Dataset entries
--------------------------------------------------

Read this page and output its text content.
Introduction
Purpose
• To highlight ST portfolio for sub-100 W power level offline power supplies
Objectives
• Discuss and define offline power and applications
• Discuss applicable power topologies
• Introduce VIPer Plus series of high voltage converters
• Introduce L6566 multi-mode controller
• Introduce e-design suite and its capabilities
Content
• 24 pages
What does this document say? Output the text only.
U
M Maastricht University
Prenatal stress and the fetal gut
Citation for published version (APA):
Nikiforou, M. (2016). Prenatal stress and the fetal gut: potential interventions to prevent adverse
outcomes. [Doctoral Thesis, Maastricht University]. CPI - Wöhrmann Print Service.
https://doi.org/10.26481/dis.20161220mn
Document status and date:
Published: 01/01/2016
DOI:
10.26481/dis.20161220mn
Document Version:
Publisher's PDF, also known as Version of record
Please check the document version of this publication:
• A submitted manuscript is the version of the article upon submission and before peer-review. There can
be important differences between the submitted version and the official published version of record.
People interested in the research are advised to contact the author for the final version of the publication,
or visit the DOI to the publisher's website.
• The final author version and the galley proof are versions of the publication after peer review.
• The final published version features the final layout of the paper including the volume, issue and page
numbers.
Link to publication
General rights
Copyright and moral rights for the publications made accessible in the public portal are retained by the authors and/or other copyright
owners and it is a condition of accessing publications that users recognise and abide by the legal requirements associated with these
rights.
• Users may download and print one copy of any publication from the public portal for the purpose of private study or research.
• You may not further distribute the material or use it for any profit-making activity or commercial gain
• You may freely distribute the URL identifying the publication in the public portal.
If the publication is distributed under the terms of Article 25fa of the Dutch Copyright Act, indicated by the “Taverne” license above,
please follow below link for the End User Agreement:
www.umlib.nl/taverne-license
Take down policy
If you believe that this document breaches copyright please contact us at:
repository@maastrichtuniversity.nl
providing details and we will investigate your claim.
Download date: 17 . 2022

--------------------------------------------------

[Written problem]
Reproduce the complete data exactly as presented above.

[Written answer]
Read this page and output its text content.
Introduction
Purpose
• To highlight ST portfolio for sub-100 W power level offline power supplies
Objectives
• Discuss and define offline power and applications
• Discuss applicable power topologies
• Introduce VIPer Plus series of high voltage converters
• Introduce L6566 multi-mode controller
• Introduce e-design suite and its capabilities
Content
• 24 pages
What does this document say? Output the text only.
U
M Maastricht University
Prenatal stress and the fetal gut
Citation for published version (APA):
Nikiforou, M. (2016). Prenatal stress and the fetal gut: potential interventions to prevent adverse
outcomes. [Doctoral Thesis, Maastricht University]. CPI - Wöhrmann Print Service.
https://doi.org/10.26481/dis.20161220mn
Document status and date:
Published: 01/01/2016
DOI:
10.26481/dis.20161220mn
Document Version:
Publisher's PDF, also known as Version of record
Please check the document version of this publication:
• A submitted manuscript is the version of the article upon submission and before peer-review. There can
be important differences between the submitted version and the official published version of record.
People interested in the research are advised to contact the author for the final version of the publication,
or visit the DOI to the publisher's website.
• The final author version and the galley proof are versions of the publication after peer review.
• The final published version features the final layout of the paper including the volume, issue and page
numbers.
Link to publication
General rights
Copyright and moral rights for the publications made accessible in the public portal are retained by the authors and/or other copyright
owners and it is a condition of accessing publications that users recognise and abide by the legal requirements associated with these
rights.
• Users may download and print one copy of any publication from the public portal for the purpose of private study or research.
• You may not further distribute the material or use it for any profit-making activity or commercial gain
• You may freely distribute the URL identifying the publication in the public portal.
If the publication is distributed under the terms of Article 25fa of the Dutch Copyright Act, indicated by the “Taverne” license above,
please follow below link for the End User Agreement:
www.umlib.nl/taverne-license
Take down policy
If you believe that this document breaches copyright please contact us at:
repository@maastrichtuniversity.nl
providing details and we will investigate your claim.
Download date: 17 . 2022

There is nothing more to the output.